• [Problem to solve] All of the records below need to be copied exactly.
─── Listed entries
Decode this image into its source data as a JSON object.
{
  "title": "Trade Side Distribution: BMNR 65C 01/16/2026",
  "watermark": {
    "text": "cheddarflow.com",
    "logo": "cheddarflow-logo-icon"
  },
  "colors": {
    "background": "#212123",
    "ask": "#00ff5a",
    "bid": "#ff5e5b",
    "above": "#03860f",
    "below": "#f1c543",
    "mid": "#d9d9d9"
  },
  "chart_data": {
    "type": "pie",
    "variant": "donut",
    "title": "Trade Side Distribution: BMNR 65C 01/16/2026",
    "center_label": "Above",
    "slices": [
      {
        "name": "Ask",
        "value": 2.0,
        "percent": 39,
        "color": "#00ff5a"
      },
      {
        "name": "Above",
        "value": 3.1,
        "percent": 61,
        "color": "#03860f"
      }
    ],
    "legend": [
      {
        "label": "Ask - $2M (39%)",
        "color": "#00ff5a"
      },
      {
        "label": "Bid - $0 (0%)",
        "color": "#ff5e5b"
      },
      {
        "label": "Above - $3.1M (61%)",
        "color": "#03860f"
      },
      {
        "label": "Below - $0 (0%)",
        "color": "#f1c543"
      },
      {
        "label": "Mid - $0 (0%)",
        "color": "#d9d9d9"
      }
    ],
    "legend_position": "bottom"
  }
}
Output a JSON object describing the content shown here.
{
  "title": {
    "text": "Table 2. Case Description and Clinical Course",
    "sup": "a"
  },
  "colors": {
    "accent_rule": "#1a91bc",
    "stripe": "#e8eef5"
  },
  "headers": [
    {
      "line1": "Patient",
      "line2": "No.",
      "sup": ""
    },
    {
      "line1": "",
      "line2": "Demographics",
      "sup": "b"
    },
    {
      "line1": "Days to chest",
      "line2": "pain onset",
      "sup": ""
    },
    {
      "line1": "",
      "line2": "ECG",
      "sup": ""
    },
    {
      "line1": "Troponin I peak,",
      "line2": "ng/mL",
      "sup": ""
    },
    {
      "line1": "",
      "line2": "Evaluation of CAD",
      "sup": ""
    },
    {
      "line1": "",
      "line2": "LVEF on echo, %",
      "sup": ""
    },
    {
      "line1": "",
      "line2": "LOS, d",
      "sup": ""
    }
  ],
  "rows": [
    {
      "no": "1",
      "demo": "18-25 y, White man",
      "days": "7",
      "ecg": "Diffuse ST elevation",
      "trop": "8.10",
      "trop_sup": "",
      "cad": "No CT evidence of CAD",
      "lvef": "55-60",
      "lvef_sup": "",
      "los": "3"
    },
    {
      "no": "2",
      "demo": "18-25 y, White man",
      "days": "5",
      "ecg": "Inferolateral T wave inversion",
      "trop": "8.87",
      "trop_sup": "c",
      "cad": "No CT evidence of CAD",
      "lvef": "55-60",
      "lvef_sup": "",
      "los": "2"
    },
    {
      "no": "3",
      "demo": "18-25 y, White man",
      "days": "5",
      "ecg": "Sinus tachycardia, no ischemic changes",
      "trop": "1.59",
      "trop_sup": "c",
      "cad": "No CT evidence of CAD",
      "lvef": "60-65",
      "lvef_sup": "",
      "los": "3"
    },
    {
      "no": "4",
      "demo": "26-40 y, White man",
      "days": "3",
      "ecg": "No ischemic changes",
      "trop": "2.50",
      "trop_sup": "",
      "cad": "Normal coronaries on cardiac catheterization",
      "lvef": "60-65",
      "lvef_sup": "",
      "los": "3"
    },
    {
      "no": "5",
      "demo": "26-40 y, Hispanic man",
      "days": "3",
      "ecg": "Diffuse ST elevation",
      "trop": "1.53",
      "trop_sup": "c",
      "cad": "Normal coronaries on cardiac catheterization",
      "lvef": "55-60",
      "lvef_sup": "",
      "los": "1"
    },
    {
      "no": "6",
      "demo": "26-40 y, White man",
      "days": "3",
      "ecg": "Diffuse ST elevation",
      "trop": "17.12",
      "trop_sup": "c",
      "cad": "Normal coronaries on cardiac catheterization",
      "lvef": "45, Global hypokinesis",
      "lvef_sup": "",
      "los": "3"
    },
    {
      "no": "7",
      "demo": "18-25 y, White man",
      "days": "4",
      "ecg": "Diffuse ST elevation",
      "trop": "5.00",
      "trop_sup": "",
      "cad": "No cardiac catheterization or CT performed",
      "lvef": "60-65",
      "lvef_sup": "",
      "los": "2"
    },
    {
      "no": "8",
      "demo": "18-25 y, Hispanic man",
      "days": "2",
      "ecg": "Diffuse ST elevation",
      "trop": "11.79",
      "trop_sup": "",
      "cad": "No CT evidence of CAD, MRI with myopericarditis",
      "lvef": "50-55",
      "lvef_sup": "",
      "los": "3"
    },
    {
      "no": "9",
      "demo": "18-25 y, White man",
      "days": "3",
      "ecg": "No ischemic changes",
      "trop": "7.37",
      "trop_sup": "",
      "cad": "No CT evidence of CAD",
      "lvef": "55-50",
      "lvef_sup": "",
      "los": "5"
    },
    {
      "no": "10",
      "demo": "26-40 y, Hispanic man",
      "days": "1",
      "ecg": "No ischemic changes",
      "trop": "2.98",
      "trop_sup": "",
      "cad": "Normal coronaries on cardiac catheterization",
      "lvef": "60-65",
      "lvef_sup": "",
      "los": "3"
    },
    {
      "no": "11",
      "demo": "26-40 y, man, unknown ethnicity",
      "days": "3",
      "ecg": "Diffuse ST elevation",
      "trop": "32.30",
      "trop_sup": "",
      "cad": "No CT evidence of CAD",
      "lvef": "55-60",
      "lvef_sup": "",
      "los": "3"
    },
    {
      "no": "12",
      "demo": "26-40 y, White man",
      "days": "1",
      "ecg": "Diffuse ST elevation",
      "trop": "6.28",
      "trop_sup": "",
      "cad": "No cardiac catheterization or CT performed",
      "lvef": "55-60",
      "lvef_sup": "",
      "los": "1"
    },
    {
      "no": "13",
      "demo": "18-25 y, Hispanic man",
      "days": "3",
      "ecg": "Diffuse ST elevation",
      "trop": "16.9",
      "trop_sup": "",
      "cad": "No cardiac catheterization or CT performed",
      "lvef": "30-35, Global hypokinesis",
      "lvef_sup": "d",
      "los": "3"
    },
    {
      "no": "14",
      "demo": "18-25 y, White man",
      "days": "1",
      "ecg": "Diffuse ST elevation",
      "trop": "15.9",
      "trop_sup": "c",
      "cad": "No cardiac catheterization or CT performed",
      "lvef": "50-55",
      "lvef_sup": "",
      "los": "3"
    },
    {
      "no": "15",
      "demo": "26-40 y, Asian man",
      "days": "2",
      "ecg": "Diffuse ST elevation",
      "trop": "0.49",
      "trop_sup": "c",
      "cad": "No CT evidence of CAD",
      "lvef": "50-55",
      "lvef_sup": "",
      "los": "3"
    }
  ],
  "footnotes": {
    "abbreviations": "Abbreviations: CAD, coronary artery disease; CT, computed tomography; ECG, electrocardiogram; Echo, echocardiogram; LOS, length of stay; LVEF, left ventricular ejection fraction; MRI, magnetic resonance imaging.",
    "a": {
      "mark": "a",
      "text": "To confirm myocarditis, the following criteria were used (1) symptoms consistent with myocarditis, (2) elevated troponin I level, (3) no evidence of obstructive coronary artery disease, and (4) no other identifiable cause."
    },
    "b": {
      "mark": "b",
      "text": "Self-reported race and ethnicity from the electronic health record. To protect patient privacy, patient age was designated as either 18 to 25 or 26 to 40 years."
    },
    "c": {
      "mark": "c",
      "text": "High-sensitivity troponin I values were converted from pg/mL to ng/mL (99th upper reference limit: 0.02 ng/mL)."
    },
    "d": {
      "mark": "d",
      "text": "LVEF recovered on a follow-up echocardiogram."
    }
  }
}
──────
• [Answer to this problem]
Decode this image into its source data as a JSON object.
{
  "title": "Trade Side Distribution: BMNR 65C 01/16/2026",
  "watermark": {
    "text": "cheddarflow.com",
    "logo": "cheddarflow-logo-icon"
  },
  "colors": {
    "background": "#212123",
    "ask": "#00ff5a",
    "bid": "#ff5e5b",
    "above": "#03860f",
    "below": "#f1c543",
    "mid": "#d9d9d9"
  },
  "chart_data": {
    "type": "pie",
    "variant": "donut",
    "title": "Trade Side Distribution: BMNR 65C 01/16/2026",
    "center_label": "Above",
    "slices": [
      {
        "name": "Ask",
        "value": 2.0,
        "percent": 39,
        "color": "#00ff5a"
      },
      {
        "name": "Above",
        "value": 3.1,
        "percent": 61,
        "color": "#03860f"
      }
    ],
    "legend": [
      {
        "label": "Ask - $2M (39%)",
        "color": "#00ff5a"
      },
      {
        "label": "Bid - $0 (0%)",
        "color": "#ff5e5b"
      },
      {
        "label": "Above - $3.1M (61%)",
        "color": "#03860f"
      },
      {
        "label": "Below - $0 (0%)",
        "color": "#f1c543"
      },
      {
        "label": "Mid - $0 (0%)",
        "color": "#d9d9d9"
      }
    ],
    "legend_position": "bottom"
  }
}
Output a JSON object describing the content shown here.
{
  "title": {
    "text": "Table 2. Case Description and Clinical Course",
    "sup": "a"
  },
  "colors": {
    "accent_rule": "#1a91bc",
    "stripe": "#e8eef5"
  },
  "headers": [
    {
      "line1": "Patient",
      "line2": "No.",
      "sup": ""
    },
    {
      "line1": "",
      "line2": "Demographics",
      "sup": "b"
    },
    {
      "line1": "Days to chest",
      "line2": "pain onset",
      "sup": ""
    },
    {
      "line1": "",
      "line2": "ECG",
      "sup": ""
    },
    {
      "line1": "Troponin I peak,",
      "line2": "ng/mL",
      "sup": ""
    },
    {
      "line1": "",
      "line2": "Evaluation of CAD",
      "sup": ""
    },
    {
      "line1": "",
      "line2": "LVEF on echo, %",
      "sup": ""
    },
    {
      "line1": "",
      "line2": "LOS, d",
      "sup": ""
    }
  ],
  "rows": [
    {
      "no": "1",
      "demo": "18-25 y, White man",
      "days": "7",
      "ecg": "Diffuse ST elevation",
      "trop": "8.10",
      "trop_sup": "",
      "cad": "No CT evidence of CAD",
      "lvef": "55-60",
      "lvef_sup": "",
      "los": "3"
    },
    {
      "no": "2",
      "demo": "18-25 y, White man",
      "days": "5",
      "ecg": "Inferolateral T wave inversion",
      "trop": "8.87",
      "trop_sup": "c",
      "cad": "No CT evidence of CAD",
      "lvef": "55-60",
      "lvef_sup": "",
      "los": "2"
    },
    {
      "no": "3",
      "demo": "18-25 y, White man",
      "days": "5",
      "ecg": "Sinus tachycardia, no ischemic changes",
      "trop": "1.59",
      "trop_sup": "c",
      "cad": "No CT evidence of CAD",
      "lvef": "60-65",
      "lvef_sup": "",
      "los": "3"
    },
    {
      "no": "4",
      "demo": "26-40 y, White man",
      "days": "3",
      "ecg": "No ischemic changes",
      "trop": "2.50",
      "trop_sup": "",
      "cad": "Normal coronaries on cardiac catheterization",
      "lvef": "60-65",
      "lvef_sup": "",
      "los": "3"
    },
    {
      "no": "5",
      "demo": "26-40 y, Hispanic man",
      "days": "3",
      "ecg": "Diffuse ST elevation",
      "trop": "1.53",
      "trop_sup": "c",
      "cad": "Normal coronaries on cardiac catheterization",
      "lvef": "55-60",
      "lvef_sup": "",
      "los": "1"
    },
    {
      "no": "6",
      "demo": "26-40 y, White man",
      "days": "3",
      "ecg": "Diffuse ST elevation",
      "trop": "17.12",
      "trop_sup": "c",
      "cad": "Normal coronaries on cardiac catheterization",
      "lvef": "45, Global hypokinesis",
      "lvef_sup": "",
      "los": "3"
    },
    {
      "no": "7",
      "demo": "18-25 y, White man",
      "days": "4",
      "ecg": "Diffuse ST elevation",
      "trop": "5.00",
      "trop_sup": "",
      "cad": "No cardiac catheterization or CT performed",
      "lvef": "60-65",
      "lvef_sup": "",
      "los": "2"
    },
    {
      "no": "8",
      "demo": "18-25 y, Hispanic man",
      "days": "2",
      "ecg": "Diffuse ST elevation",
      "trop": "11.79",
      "trop_sup": "",
      "cad": "No CT evidence of CAD, MRI with myopericarditis",
      "lvef": "50-55",
      "lvef_sup": "",
      "los": "3"
    },
    {
      "no": "9",
      "demo": "18-25 y, White man",
      "days": "3",
      "ecg": "No ischemic changes",
      "trop": "7.37",
      "trop_sup": "",
      "cad": "No CT evidence of CAD",
      "lvef": "55-50",
      "lvef_sup": "",
      "los": "5"
    },
    {
      "no": "10",
      "demo": "26-40 y, Hispanic man",
      "days": "1",
      "ecg": "No ischemic changes",
      "trop": "2.98",
      "trop_sup": "",
      "cad": "Normal coronaries on cardiac catheterization",
      "lvef": "60-65",
      "lvef_sup": "",
      "los": "3"
    },
    {
      "no": "11",
      "demo": "26-40 y, man, unknown ethnicity",
      "days": "3",
      "ecg": "Diffuse ST elevation",
      "trop": "32.30",
      "trop_sup": "",
      "cad": "No CT evidence of CAD",
      "lvef": "55-60",
      "lvef_sup": "",
      "los": "3"
    },
    {
      "no": "12",
      "demo": "26-40 y, White man",
      "days": "1",
      "ecg": "Diffuse ST elevation",
      "trop": "6.28",
      "trop_sup": "",
      "cad": "No cardiac catheterization or CT performed",
      "lvef": "55-60",
      "lvef_sup": "",
      "los": "1"
    },
    {
      "no": "13",
      "demo": "18-25 y, Hispanic man",
      "days": "3",
      "ecg": "Diffuse ST elevation",
      "trop": "16.9",
      "trop_sup": "",
      "cad": "No cardiac catheterization or CT performed",
      "lvef": "30-35, Global hypokinesis",
      "lvef_sup": "d",
      "los": "3"
    },
    {
      "no": "14",
      "demo": "18-25 y, White man",
      "days": "1",
      "ecg": "Diffuse ST elevation",
      "trop": "15.9",
      "trop_sup": "c",
      "cad": "No cardiac catheterization or CT performed",
      "lvef": "50-55",
      "lvef_sup": "",
      "los": "3"
    },
    {
      "no": "15",
      "demo": "26-40 y, Asian man",
      "days": "2",
      "ecg": "Diffuse ST elevation",
      "trop": "0.49",
      "trop_sup": "c",
      "cad": "No CT evidence of CAD",
      "lvef": "50-55",
      "lvef_sup": "",
      "los": "3"
    }
  ],
  "footnotes": {
    "abbreviations": "Abbreviations: CAD, coronary artery disease; CT, computed tomography; ECG, electrocardiogram; Echo, echocardiogram; LOS, length of stay; LVEF, left ventricular ejection fraction; MRI, magnetic resonance imaging.",
    "a": {
      "mark": "a",
      "text": "To confirm myocarditis, the following criteria were used (1) symptoms consistent with myocarditis, (2) elevated troponin I level, (3) no evidence of obstructive coronary artery disease, and (4) no other identifiable cause."
    },
    "b": {
      "mark": "b",
      "text": "Self-reported race and ethnicity from the electronic health record. To protect patient privacy, patient age was designated as either 18 to 25 or 26 to 40 years."
    },
    "c": {
      "mark": "c",
      "text": "High-sensitivity troponin I values were converted from pg/mL to ng/mL (99th upper reference limit: 0.02 ng/mL)."
    },
    "d": {
      "mark": "d",
      "text": "LVEF recovered on a follow-up echocardiogram."
    }
  }
}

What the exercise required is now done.